* _Text passage_
+ + + +
Political hip hop is a subgenre of hip hop music that was developed in the 1980s as a way of turning hip hop into a call for political and/or social action and a form of social and/or political activism. Inspired by 1970s political artists such as The Last Poets and musician Gil Scott-Heron, Public Enemy was the first predominantly political hip-hop group. The genre has helped to create a new form of social expression for subordinate groups to speak about their exclusions, injustices and lack of power. Political hip-hop is the use of hip hop music to send political messages to inspire action or social change or to convince the listener of a particular worldview. There is no all-encompassing political hip-hop ideology; rather, there are multiple perspectives that range anywhere from anarchism to Marxism to the values of the Five-Percent Nation. Hip hop and politics have long been intertwined, with many hip hop artists using their music as a means to speak out about political issues and express their views on current events. Over the years, there have been a number of hip hop songs that have addressed political issues such as police brutality, racism, and poverty, among others. Some well-known examples of political hip hop songs include "Fuck tha Police" by N.W.A., "Changes" by Tupac Shakur, and "Fight the Power" by Public Enemy.

Many hip hop artists have also been involved in political activism outside of their music. For example, Chuck D of Public Enemy has been involved in a number of political campaigns and organizations, and has used his music and public platform to speak out about issues such as police brutality and racism. Similarly, rapper and activist Common has been involved in a number of social justice causes, and has used his music to address issues such as police violence and racial inequality.

Conscious hip hop

Conscious hip hop (also known as socially conscious hip hop or conscious rap), is a subgenre of hip hop that challenges the dominant cultural, political, philosophical, and economic consensus, and/or comments on or focuses on social issues and conflicts. Conscious hip hop is not necessarily overtly political, but the terms "conscious hip hop" and "political hip hop" are sometimes used interchangeably. Conscious hip hop began to gain traction in the '80s, along with hip hop in general. The term "nation-conscious rap" has been used to more specifically describe hip hop music with strong political messages and themes. Themes of conscious hip hop include social conscience, Afrocentricity, religion, aversion to crime and violence, culture, the economy, or depictions of the struggles of ordinary people. Conscious hip hop often seeks to raise awareness of social issues, sometimes leaving the listeners to form their own opinions rather than aggressively advocating for certain ideas and demanding actions. Conscious hip hop artists often use their music to express their views on a wide range of topics, including politics, race, poverty, and the environment.
+ + + +
* _Data_

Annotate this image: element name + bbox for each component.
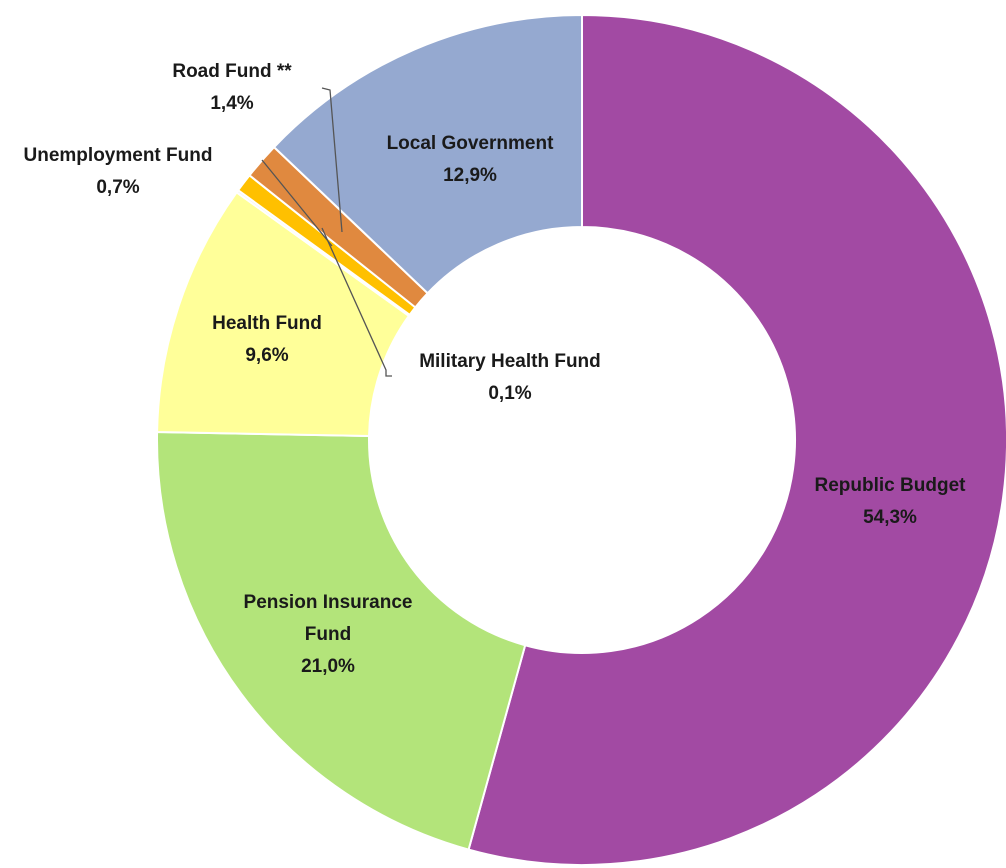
+ + + +
* _Job_
Reproduce the passage on political hip hop between "Many hip hop artists have" and "and racial inequality.", inclusive, substituting "media presence" for "public platform".

* _Answer to this task_
Many hip hop artists have also been involved in political activism outside of their music. For example, Chuck D of Public Enemy has been involved in a number of political campaigns and organizations, and has used his music and media presence to speak out about issues such as police brutality and racism. Similarly, rapper and activist Common has been involved in a number of social justice causes, and has used his music to address issues such as police violence and racial inequality.